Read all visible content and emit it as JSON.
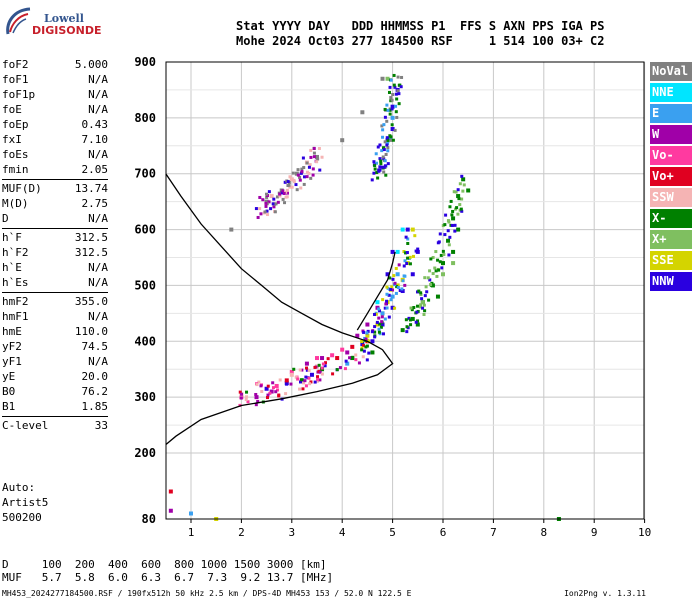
{
  "logo": {
    "line1": "Lowell",
    "line2": "DIGISONDE"
  },
  "header": {
    "line1": "Stat YYYY DAY   DDD HHMMSS P1  FFS S AXN PPS IGA PS",
    "line2": "Mohe 2024 Oct03 277 184500 RSF     1 514 100 03+ C2"
  },
  "params": [
    {
      "name": "foF2",
      "value": "5.000"
    },
    {
      "name": "foF1",
      "value": "N/A"
    },
    {
      "name": "foF1p",
      "value": "N/A"
    },
    {
      "name": "foE",
      "value": "N/A"
    },
    {
      "name": "foEp",
      "value": "0.43"
    },
    {
      "name": "fxI",
      "value": "7.10"
    },
    {
      "name": "foEs",
      "value": "N/A"
    },
    {
      "name": "fmin",
      "value": "2.05"
    },
    {
      "sep": true
    },
    {
      "name": "MUF(D)",
      "value": "13.74"
    },
    {
      "name": "M(D)",
      "value": "2.75"
    },
    {
      "name": "D",
      "value": "N/A"
    },
    {
      "sep": true
    },
    {
      "name": "h`F",
      "value": "312.5"
    },
    {
      "name": "h`F2",
      "value": "312.5"
    },
    {
      "name": "h`E",
      "value": "N/A"
    },
    {
      "name": "h`Es",
      "value": "N/A"
    },
    {
      "sep": true
    },
    {
      "name": "hmF2",
      "value": "355.0"
    },
    {
      "name": "hmF1",
      "value": "N/A"
    },
    {
      "name": "hmE",
      "value": "110.0"
    },
    {
      "name": "yF2",
      "value": "74.5"
    },
    {
      "name": "yF1",
      "value": "N/A"
    },
    {
      "name": "yE",
      "value": "20.0"
    },
    {
      "name": "B0",
      "value": "76.2"
    },
    {
      "name": "B1",
      "value": "1.85"
    },
    {
      "sep": true
    },
    {
      "name": "C-level",
      "value": "33"
    }
  ],
  "auto": {
    "line1": "Auto:",
    "line2": "Artist5",
    "line3": "500200"
  },
  "dmuf": {
    "d_line": "D     100  200  400  600  800 1000 1500 3000 [km]",
    "muf_line": "MUF   5.7  5.8  6.0  6.3  6.7  7.3  9.2 13.7 [MHz]"
  },
  "footer": {
    "left": "MH453_2024277184500.RSF / 190fx512h 50 kHz 2.5 km / DPS-4D MH453 153 / 52.0 N 122.5 E",
    "right": "Ion2Png v. 1.3.11"
  },
  "legend": [
    {
      "label": "NoVal",
      "bg": "#808080",
      "fg": "#ffffff"
    },
    {
      "label": "NNE",
      "bg": "#00e5ff",
      "fg": "#ffffff"
    },
    {
      "label": "E",
      "bg": "#3aa0f0",
      "fg": "#ffffff"
    },
    {
      "label": "W",
      "bg": "#a000a8",
      "fg": "#ffffff"
    },
    {
      "label": "Vo-",
      "bg": "#ff3aa0",
      "fg": "#ffffff"
    },
    {
      "label": "Vo+",
      "bg": "#e00020",
      "fg": "#ffffff"
    },
    {
      "label": "SSW",
      "bg": "#f5b4b4",
      "fg": "#ffffff"
    },
    {
      "label": "X-",
      "bg": "#008000",
      "fg": "#ffffff"
    },
    {
      "label": "X+",
      "bg": "#7fbf60",
      "fg": "#ffffff"
    },
    {
      "label": "SSE",
      "bg": "#d4d400",
      "fg": "#ffffff"
    },
    {
      "label": "NNW",
      "bg": "#2a00e0",
      "fg": "#ffffff"
    }
  ],
  "chart_data": {
    "type": "scatter",
    "title": "",
    "xlabel": "",
    "ylabel": "",
    "xlim": [
      0.5,
      10
    ],
    "ylim": [
      80,
      900
    ],
    "x_ticks": [
      1,
      2,
      3,
      4,
      5,
      6,
      7,
      8,
      9,
      10
    ],
    "y_ticks": [
      80,
      200,
      300,
      400,
      500,
      600,
      700,
      800,
      900
    ],
    "grid": true,
    "legend_position": "right",
    "series": [
      {
        "name": "X-",
        "color": "#008000",
        "points": [
          [
            5.2,
            420
          ],
          [
            5.4,
            440
          ],
          [
            5.6,
            470
          ],
          [
            5.8,
            500
          ],
          [
            6.0,
            540
          ],
          [
            6.1,
            580
          ],
          [
            6.2,
            620
          ],
          [
            6.3,
            660
          ],
          [
            6.4,
            690
          ],
          [
            6.5,
            670
          ],
          [
            6.3,
            600
          ],
          [
            6.2,
            560
          ],
          [
            5.9,
            480
          ],
          [
            5.5,
            430
          ],
          [
            4.6,
            380
          ],
          [
            4.2,
            370
          ],
          [
            3.6,
            350
          ],
          [
            3.2,
            330
          ],
          [
            8.3,
            80
          ]
        ]
      },
      {
        "name": "NNW",
        "color": "#2a00e0",
        "points": [
          [
            4.6,
            400
          ],
          [
            4.8,
            430
          ],
          [
            5.0,
            460
          ],
          [
            5.2,
            490
          ],
          [
            5.4,
            520
          ],
          [
            5.5,
            560
          ],
          [
            5.3,
            600
          ],
          [
            5.0,
            560
          ],
          [
            4.9,
            520
          ],
          [
            4.4,
            395
          ],
          [
            5.1,
            850
          ],
          [
            5.0,
            820
          ],
          [
            5.0,
            780
          ],
          [
            4.9,
            760
          ],
          [
            2.5,
            315
          ],
          [
            2.9,
            325
          ],
          [
            3.4,
            340
          ]
        ]
      },
      {
        "name": "SSE",
        "color": "#d4d400",
        "points": [
          [
            4.5,
            410
          ],
          [
            4.7,
            430
          ],
          [
            4.9,
            470
          ],
          [
            5.1,
            500
          ],
          [
            5.3,
            540
          ],
          [
            5.2,
            510
          ],
          [
            4.8,
            450
          ],
          [
            5.4,
            600
          ],
          [
            1.5,
            80
          ]
        ]
      },
      {
        "name": "W",
        "color": "#a000a8",
        "points": [
          [
            4.1,
            380
          ],
          [
            4.3,
            410
          ],
          [
            4.5,
            430
          ],
          [
            4.7,
            460
          ],
          [
            3.3,
            360
          ],
          [
            3.6,
            370
          ],
          [
            2.3,
            300
          ],
          [
            2.6,
            310
          ],
          [
            0.6,
            95
          ]
        ]
      },
      {
        "name": "Vo-",
        "color": "#ff3aa0",
        "points": [
          [
            3.5,
            370
          ],
          [
            3.8,
            375
          ],
          [
            4.0,
            385
          ],
          [
            3.0,
            345
          ],
          [
            2.7,
            320
          ],
          [
            2.0,
            300
          ]
        ]
      },
      {
        "name": "Vo+",
        "color": "#e00020",
        "points": [
          [
            4.5,
            400
          ],
          [
            4.2,
            390
          ],
          [
            3.9,
            370
          ],
          [
            2.9,
            330
          ],
          [
            0.6,
            130
          ]
        ]
      },
      {
        "name": "E",
        "color": "#3aa0f0",
        "points": [
          [
            4.8,
            450
          ],
          [
            5.0,
            480
          ],
          [
            5.1,
            520
          ],
          [
            4.1,
            360
          ],
          [
            5.0,
            800
          ],
          [
            1.0,
            90
          ]
        ]
      },
      {
        "name": "NNE",
        "color": "#00e5ff",
        "points": [
          [
            5.1,
            560
          ],
          [
            5.2,
            600
          ],
          [
            4.7,
            470
          ]
        ]
      },
      {
        "name": "X+",
        "color": "#7fbf60",
        "points": [
          [
            5.6,
            470
          ],
          [
            6.0,
            520
          ],
          [
            6.2,
            540
          ],
          [
            4.9,
            870
          ]
        ]
      },
      {
        "name": "SSW",
        "color": "#f5b4b4",
        "points": [
          [
            3.0,
            340
          ],
          [
            3.5,
            355
          ],
          [
            2.0,
            305
          ],
          [
            3.0,
            690
          ],
          [
            3.3,
            720
          ],
          [
            2.6,
            660
          ]
        ]
      },
      {
        "name": "NoVal",
        "color": "#808080",
        "points": [
          [
            2.5,
            650
          ],
          [
            2.8,
            670
          ],
          [
            3.1,
            700
          ],
          [
            3.5,
            730
          ],
          [
            4.0,
            760
          ],
          [
            4.4,
            810
          ],
          [
            4.8,
            870
          ],
          [
            1.8,
            600
          ]
        ]
      }
    ],
    "profile_curve": [
      [
        0.5,
        700
      ],
      [
        0.8,
        660
      ],
      [
        1.2,
        610
      ],
      [
        1.6,
        570
      ],
      [
        2.0,
        530
      ],
      [
        2.4,
        500
      ],
      [
        2.8,
        470
      ],
      [
        3.2,
        450
      ],
      [
        3.6,
        430
      ],
      [
        4.0,
        415
      ],
      [
        4.5,
        400
      ],
      [
        4.8,
        385
      ],
      [
        5.0,
        360
      ],
      [
        4.7,
        340
      ],
      [
        4.2,
        325
      ],
      [
        3.5,
        310
      ],
      [
        2.8,
        297
      ],
      [
        2.0,
        285
      ],
      [
        1.2,
        260
      ],
      [
        0.7,
        230
      ],
      [
        0.5,
        215
      ]
    ],
    "trace_curve": [
      [
        4.3,
        420
      ],
      [
        4.5,
        450
      ],
      [
        4.7,
        480
      ],
      [
        4.9,
        510
      ],
      [
        5.0,
        540
      ],
      [
        5.05,
        560
      ]
    ]
  }
}
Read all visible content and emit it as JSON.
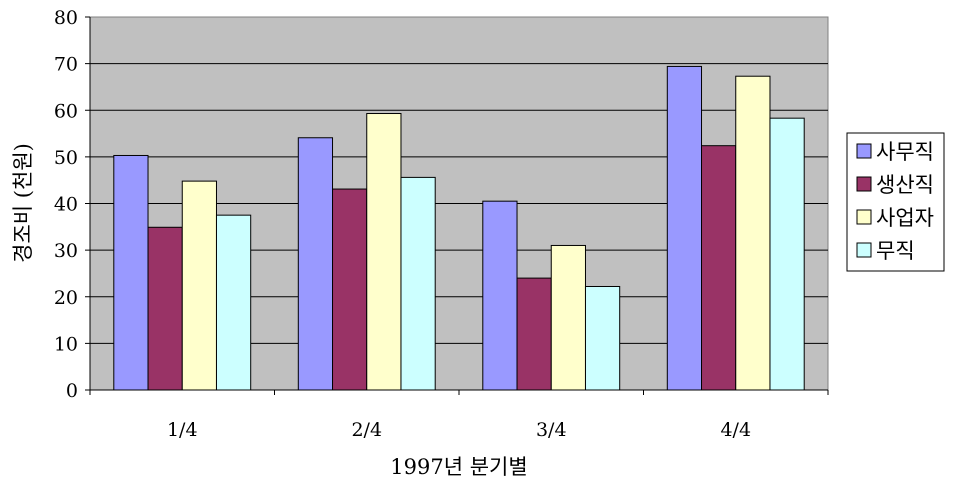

● **SET PROBLEM**
Extract all lines from the data in which "color" is found.

● **WRITTEN SOLUTION**
        "color": "#008000",
        "color": "#2a00e0",
        "color": "#d4d400",
        "color": "#a000a8",
        "color": "#ff3aa0",
        "color": "#e00020",
        "color": "#3aa0f0",
        "color": "#00e5ff",
        "color": "#7fbf60",
        "color": "#f5b4b4",
        "color": "#808080",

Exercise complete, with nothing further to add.